**DATA SUPPLIED**
▬▬▬▬▬▬▬▬▬▬

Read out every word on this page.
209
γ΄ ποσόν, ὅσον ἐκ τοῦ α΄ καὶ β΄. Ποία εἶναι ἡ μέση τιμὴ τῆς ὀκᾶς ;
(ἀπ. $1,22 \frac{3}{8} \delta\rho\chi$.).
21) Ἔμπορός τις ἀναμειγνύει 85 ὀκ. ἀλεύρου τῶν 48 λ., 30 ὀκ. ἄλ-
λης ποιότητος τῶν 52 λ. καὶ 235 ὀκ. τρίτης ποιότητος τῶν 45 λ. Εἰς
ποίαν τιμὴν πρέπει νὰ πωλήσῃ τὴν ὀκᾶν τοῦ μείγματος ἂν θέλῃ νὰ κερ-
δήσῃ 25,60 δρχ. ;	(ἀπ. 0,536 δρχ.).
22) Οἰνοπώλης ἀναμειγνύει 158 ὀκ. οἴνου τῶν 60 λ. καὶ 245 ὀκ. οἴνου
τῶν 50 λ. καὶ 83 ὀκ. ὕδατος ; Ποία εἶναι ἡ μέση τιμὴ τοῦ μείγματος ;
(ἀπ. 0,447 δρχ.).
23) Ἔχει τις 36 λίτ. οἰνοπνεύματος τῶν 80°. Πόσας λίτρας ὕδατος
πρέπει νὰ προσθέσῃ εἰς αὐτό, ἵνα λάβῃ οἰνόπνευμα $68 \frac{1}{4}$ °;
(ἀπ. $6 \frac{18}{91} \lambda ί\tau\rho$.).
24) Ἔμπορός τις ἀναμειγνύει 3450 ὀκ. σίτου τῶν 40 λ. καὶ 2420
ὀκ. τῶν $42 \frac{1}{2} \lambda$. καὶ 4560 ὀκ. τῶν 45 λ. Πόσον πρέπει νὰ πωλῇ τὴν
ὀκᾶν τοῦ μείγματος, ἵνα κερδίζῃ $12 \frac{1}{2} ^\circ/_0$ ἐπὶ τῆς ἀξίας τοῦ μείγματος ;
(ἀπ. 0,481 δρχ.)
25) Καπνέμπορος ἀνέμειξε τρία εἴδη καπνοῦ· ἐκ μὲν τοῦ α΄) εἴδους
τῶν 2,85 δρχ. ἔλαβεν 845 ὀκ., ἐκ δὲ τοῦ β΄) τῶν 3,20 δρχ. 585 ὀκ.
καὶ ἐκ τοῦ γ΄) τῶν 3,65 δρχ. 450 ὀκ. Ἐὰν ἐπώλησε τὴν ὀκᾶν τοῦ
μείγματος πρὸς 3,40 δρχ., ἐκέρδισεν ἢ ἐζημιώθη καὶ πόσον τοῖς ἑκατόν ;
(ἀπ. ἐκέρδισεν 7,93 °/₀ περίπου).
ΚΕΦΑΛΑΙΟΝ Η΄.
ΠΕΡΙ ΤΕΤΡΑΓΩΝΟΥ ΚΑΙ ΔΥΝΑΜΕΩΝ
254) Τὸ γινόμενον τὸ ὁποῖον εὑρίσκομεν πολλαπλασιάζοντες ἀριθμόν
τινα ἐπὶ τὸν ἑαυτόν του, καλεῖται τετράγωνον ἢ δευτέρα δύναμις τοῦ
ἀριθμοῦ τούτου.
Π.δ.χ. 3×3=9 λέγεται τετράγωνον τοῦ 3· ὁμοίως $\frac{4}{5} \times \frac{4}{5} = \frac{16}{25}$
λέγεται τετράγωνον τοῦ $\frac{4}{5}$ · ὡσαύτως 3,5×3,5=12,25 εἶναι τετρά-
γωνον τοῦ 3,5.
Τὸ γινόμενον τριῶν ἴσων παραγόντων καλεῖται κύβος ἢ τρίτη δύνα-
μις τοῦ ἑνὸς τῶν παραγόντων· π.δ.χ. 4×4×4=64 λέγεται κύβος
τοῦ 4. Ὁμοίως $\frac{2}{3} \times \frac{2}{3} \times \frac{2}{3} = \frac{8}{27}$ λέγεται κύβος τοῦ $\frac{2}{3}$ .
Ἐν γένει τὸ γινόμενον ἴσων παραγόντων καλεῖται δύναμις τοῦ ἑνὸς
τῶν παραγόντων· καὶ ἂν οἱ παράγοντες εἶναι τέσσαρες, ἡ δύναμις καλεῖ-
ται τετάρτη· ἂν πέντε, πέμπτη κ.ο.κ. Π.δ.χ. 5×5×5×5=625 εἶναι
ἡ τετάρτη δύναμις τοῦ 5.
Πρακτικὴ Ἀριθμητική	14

▬▬▬▬▬▬▬▬▬▬

**EXERCISE PROMPT**
Write out all the records above again, exactly as they stand.

**ANSWER**
Read out every word on this page.
209
γ΄ ποσόν, ὅσον ἐκ τοῦ α΄ καὶ β΄. Ποία εἶναι ἡ μέση τιμὴ τῆς ὀκᾶς ;
(ἀπ. $1,22 \frac{3}{8} \delta\rho\chi$.).
21) Ἔμπορός τις ἀναμειγνύει 85 ὀκ. ἀλεύρου τῶν 48 λ., 30 ὀκ. ἄλ-
λης ποιότητος τῶν 52 λ. καὶ 235 ὀκ. τρίτης ποιότητος τῶν 45 λ. Εἰς
ποίαν τιμὴν πρέπει νὰ πωλήσῃ τὴν ὀκᾶν τοῦ μείγματος ἂν θέλῃ νὰ κερ-
δήσῃ 25,60 δρχ. ;	(ἀπ. 0,536 δρχ.).
22) Οἰνοπώλης ἀναμειγνύει 158 ὀκ. οἴνου τῶν 60 λ. καὶ 245 ὀκ. οἴνου
τῶν 50 λ. καὶ 83 ὀκ. ὕδατος ; Ποία εἶναι ἡ μέση τιμὴ τοῦ μείγματος ;
(ἀπ. 0,447 δρχ.).
23) Ἔχει τις 36 λίτ. οἰνοπνεύματος τῶν 80°. Πόσας λίτρας ὕδατος
πρέπει νὰ προσθέσῃ εἰς αὐτό, ἵνα λάβῃ οἰνόπνευμα $68 \frac{1}{4}$ °;
(ἀπ. $6 \frac{18}{91} \lambda ί\tau\rho$.).
24) Ἔμπορός τις ἀναμειγνύει 3450 ὀκ. σίτου τῶν 40 λ. καὶ 2420
ὀκ. τῶν $42 \frac{1}{2} \lambda$. καὶ 4560 ὀκ. τῶν 45 λ. Πόσον πρέπει νὰ πωλῇ τὴν
ὀκᾶν τοῦ μείγματος, ἵνα κερδίζῃ $12 \frac{1}{2} ^\circ/_0$ ἐπὶ τῆς ἀξίας τοῦ μείγματος ;
(ἀπ. 0,481 δρχ.)
25) Καπνέμπορος ἀνέμειξε τρία εἴδη καπνοῦ· ἐκ μὲν τοῦ α΄) εἴδους
τῶν 2,85 δρχ. ἔλαβεν 845 ὀκ., ἐκ δὲ τοῦ β΄) τῶν 3,20 δρχ. 585 ὀκ.
καὶ ἐκ τοῦ γ΄) τῶν 3,65 δρχ. 450 ὀκ. Ἐὰν ἐπώλησε τὴν ὀκᾶν τοῦ
μείγματος πρὸς 3,40 δρχ., ἐκέρδισεν ἢ ἐζημιώθη καὶ πόσον τοῖς ἑκατόν ;
(ἀπ. ἐκέρδισεν 7,93 °/₀ περίπου).
ΚΕΦΑΛΑΙΟΝ Η΄.
ΠΕΡΙ ΤΕΤΡΑΓΩΝΟΥ ΚΑΙ ΔΥΝΑΜΕΩΝ
254) Τὸ γινόμενον τὸ ὁποῖον εὑρίσκομεν πολλαπλασιάζοντες ἀριθμόν
τινα ἐπὶ τὸν ἑαυτόν του, καλεῖται τετράγωνον ἢ δευτέρα δύναμις τοῦ
ἀριθμοῦ τούτου.
Π.δ.χ. 3×3=9 λέγεται τετράγωνον τοῦ 3· ὁμοίως $\frac{4}{5} \times \frac{4}{5} = \frac{16}{25}$
λέγεται τετράγωνον τοῦ $\frac{4}{5}$ · ὡσαύτως 3,5×3,5=12,25 εἶναι τετρά-
γωνον τοῦ 3,5.
Τὸ γινόμενον τριῶν ἴσων παραγόντων καλεῖται κύβος ἢ τρίτη δύνα-
μις τοῦ ἑνὸς τῶν παραγόντων· π.δ.χ. 4×4×4=64 λέγεται κύβος
τοῦ 4. Ὁμοίως $\frac{2}{3} \times \frac{2}{3} \times \frac{2}{3} = \frac{8}{27}$ λέγεται κύβος τοῦ $\frac{2}{3}$ .
Ἐν γένει τὸ γινόμενον ἴσων παραγόντων καλεῖται δύναμις τοῦ ἑνὸς
τῶν παραγόντων· καὶ ἂν οἱ παράγοντες εἶναι τέσσαρες, ἡ δύναμις καλεῖ-
ται τετάρτη· ἂν πέντε, πέμπτη κ.ο.κ. Π.δ.χ. 5×5×5×5=625 εἶναι
ἡ τετάρτη δύναμις τοῦ 5.
Πρακτικὴ Ἀριθμητική	14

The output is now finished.